> [INPUT FOR THIS TASK]:
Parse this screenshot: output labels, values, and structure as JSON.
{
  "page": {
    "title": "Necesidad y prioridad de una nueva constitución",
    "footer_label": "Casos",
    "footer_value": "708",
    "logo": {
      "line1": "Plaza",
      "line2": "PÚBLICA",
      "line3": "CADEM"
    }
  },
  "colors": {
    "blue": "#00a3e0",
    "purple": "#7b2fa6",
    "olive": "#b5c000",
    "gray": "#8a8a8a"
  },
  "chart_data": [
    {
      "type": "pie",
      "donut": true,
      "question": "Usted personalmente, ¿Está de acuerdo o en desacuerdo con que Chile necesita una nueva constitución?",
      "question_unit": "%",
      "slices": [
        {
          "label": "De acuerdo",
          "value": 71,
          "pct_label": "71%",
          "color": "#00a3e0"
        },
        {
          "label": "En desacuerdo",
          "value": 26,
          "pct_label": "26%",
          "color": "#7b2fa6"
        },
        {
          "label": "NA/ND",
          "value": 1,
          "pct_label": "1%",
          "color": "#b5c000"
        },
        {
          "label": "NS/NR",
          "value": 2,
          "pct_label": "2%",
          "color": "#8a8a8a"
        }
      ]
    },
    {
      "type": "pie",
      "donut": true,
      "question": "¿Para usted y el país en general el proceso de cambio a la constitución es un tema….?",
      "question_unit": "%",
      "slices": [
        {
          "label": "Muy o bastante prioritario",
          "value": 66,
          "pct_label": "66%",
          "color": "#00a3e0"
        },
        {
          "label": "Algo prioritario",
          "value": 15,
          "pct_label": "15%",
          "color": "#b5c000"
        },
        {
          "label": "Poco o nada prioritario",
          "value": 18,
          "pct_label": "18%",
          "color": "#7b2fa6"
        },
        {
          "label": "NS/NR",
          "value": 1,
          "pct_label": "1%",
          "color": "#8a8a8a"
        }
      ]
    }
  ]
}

> [INSTRUCTION]: Count how many lines of the material hold the string "prioritario". Give the number and nothing more.

> [EXERCISE SOLUTION]: 3